Aim: Below is a listing to transcribe in full and exactly; keep the pictures out.

Material provided:

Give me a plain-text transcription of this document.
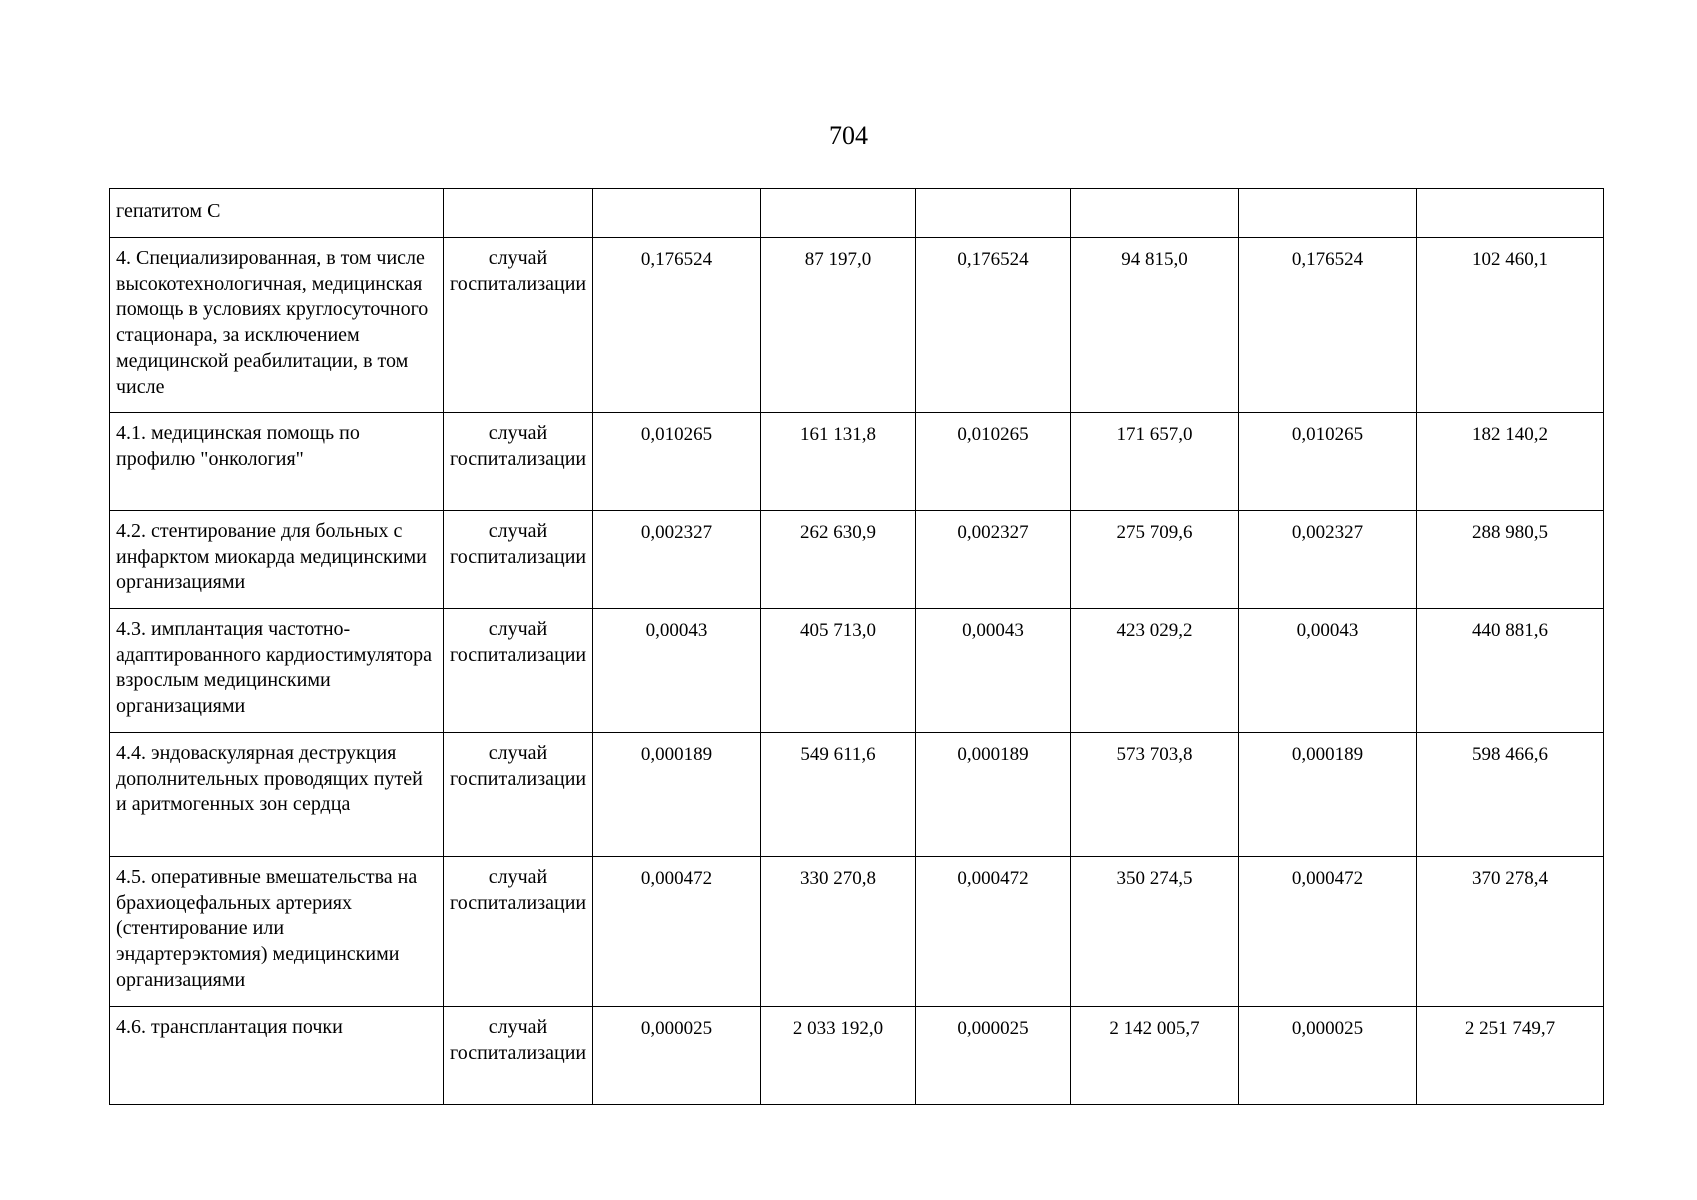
704
гепатитом С							
4. Специализированная, в том числе высокотехнологичная, медицинская помощь в условиях круглосуточного стационара, за исключением медицинской реабилитации, в том числе	случай госпитализации	0,176524	87 197,0	0,176524	94 815,0	0,176524	102 460,1
4.1. медицинская помощь по профилю "онкология"	случай госпитализации	0,010265	161 131,8	0,010265	171 657,0	0,010265	182 140,2
4.2. стентирование для больных с инфарктом миокарда медицинскими организациями	случай госпитализации	0,002327	262 630,9	0,002327	275 709,6	0,002327	288 980,5
4.3. имплантация частотно-адаптированного кардиостимулятора взрослым медицинскими организациями	случай госпитализации	0,00043	405 713,0	0,00043	423 029,2	0,00043	440 881,6
4.4. эндоваскулярная деструкция дополнительных проводящих путей и аритмогенных зон сердца	случай госпитализации	0,000189	549 611,6	0,000189	573 703,8	0,000189	598 466,6
4.5. оперативные вмешательства на брахиоцефальных артериях (стентирование или эндартерэктомия) медицинскими организациями	случай госпитализации	0,000472	330 270,8	0,000472	350 274,5	0,000472	370 278,4
4.6. трансплантация почки	случай госпитализации	0,000025	2 033 192,0	0,000025	2 142 005,7	0,000025	2 251 749,7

Result:
Give me a plain-text transcription of this document.
704
гепатитом С							
4. Специализированная, в том числе высокотехнологичная, медицинская помощь в условиях круглосуточного стационара, за исключением медицинской реабилитации, в том числе	случай госпитализации	0,176524	87 197,0	0,176524	94 815,0	0,176524	102 460,1
4.1. медицинская помощь по профилю "онкология"	случай госпитализации	0,010265	161 131,8	0,010265	171 657,0	0,010265	182 140,2
4.2. стентирование для больных с инфарктом миокарда медицинскими организациями	случай госпитализации	0,002327	262 630,9	0,002327	275 709,6	0,002327	288 980,5
4.3. имплантация частотно-адаптированного кардиостимулятора взрослым медицинскими организациями	случай госпитализации	0,00043	405 713,0	0,00043	423 029,2	0,00043	440 881,6
4.4. эндоваскулярная деструкция дополнительных проводящих путей и аритмогенных зон сердца	случай госпитализации	0,000189	549 611,6	0,000189	573 703,8	0,000189	598 466,6
4.5. оперативные вмешательства на брахиоцефальных артериях (стентирование или эндартерэктомия) медицинскими организациями	случай госпитализации	0,000472	330 270,8	0,000472	350 274,5	0,000472	370 278,4
4.6. трансплантация почки	случай госпитализации	0,000025	2 033 192,0	0,000025	2 142 005,7	0,000025	2 251 749,7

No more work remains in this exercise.